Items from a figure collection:

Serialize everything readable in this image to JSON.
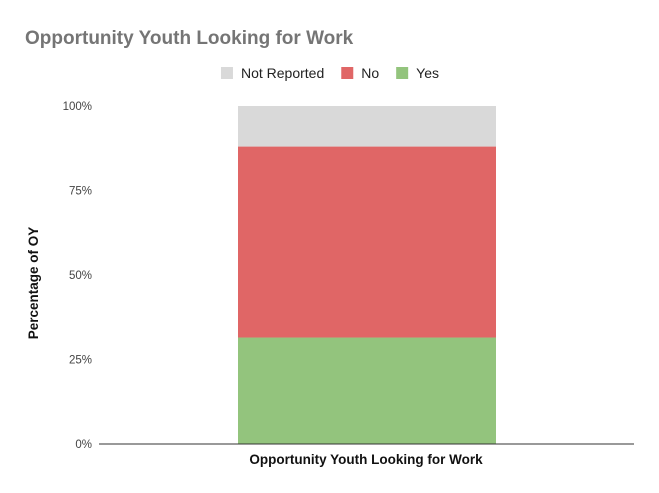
{
  "chart_data": {
    "type": "bar",
    "stacked": "percent",
    "title": "Opportunity Youth Looking for Work",
    "xlabel": "Opportunity Youth Looking for Work",
    "ylabel": "Percentage of OY",
    "categories": [
      ""
    ],
    "series": [
      {
        "name": "Yes",
        "values": [
          31.5
        ],
        "color": "#93c47d"
      },
      {
        "name": "No",
        "values": [
          56.5
        ],
        "color": "#e06666"
      },
      {
        "name": "Not Reported",
        "values": [
          12
        ],
        "color": "#d9d9d9"
      }
    ],
    "legend_order": [
      "Not Reported",
      "No",
      "Yes"
    ],
    "legend_position": "top",
    "ylim": [
      0,
      100
    ],
    "yticks": [
      "0%",
      "25%",
      "50%",
      "75%",
      "100%"
    ],
    "grid": false
  }
}
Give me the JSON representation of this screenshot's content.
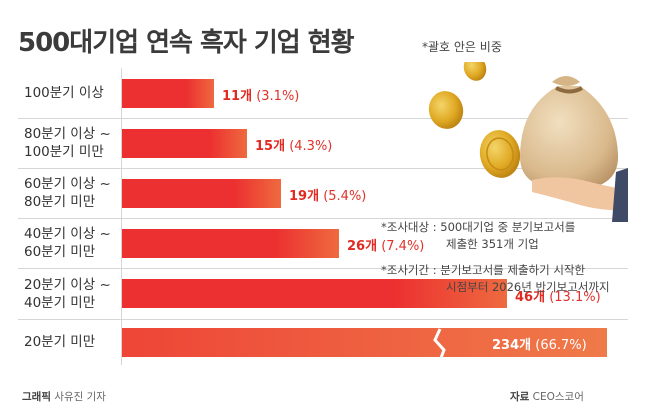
{
  "header": {
    "title": "500대기업 연속 흑자 기업 현황",
    "note": "*괄호 안은 비중"
  },
  "chart_data": {
    "type": "bar",
    "orientation": "horizontal",
    "categories": [
      "100분기 이상",
      "80분기 이상 ~\n100분기 미만",
      "60분기 이상 ~\n80분기 미만",
      "40분기 이상 ~\n60분기 미만",
      "20분기 이상 ~\n40분기 미만",
      "20분기 미만"
    ],
    "values": [
      11,
      15,
      19,
      26,
      46,
      234
    ],
    "value_labels": [
      "11개",
      "15개",
      "19개",
      "26개",
      "46개",
      "234개"
    ],
    "share_labels": [
      "(3.1%)",
      "(4.3%)",
      "(5.4%)",
      "(7.4%)",
      "(13.1%)",
      "(66.7%)"
    ],
    "axis_break_on": "20분기 미만",
    "bar_color": "#ec2f30"
  },
  "notes": {
    "subject_line1": "*조사대상 : 500대기업 중 분기보고서를",
    "subject_line2": "제출한 351개 기업",
    "period_line1": "*조사기간 : 분기보고서를 제출하기 시작한",
    "period_line2": "시점부터 2026년 반기보고서까지"
  },
  "footer": {
    "graphic_label": "그래픽",
    "graphic_author": "사유진 기자",
    "source_label": "자료",
    "source_name": "CEO스코어"
  },
  "illustration": {
    "name": "money-bag-with-coins"
  }
}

- **WHAT IS ASKED**: Counting only lines of the data above that hold "Youth", report the total and nothing else.

- **RESPONSE FOR THIS EXERCISE**: 2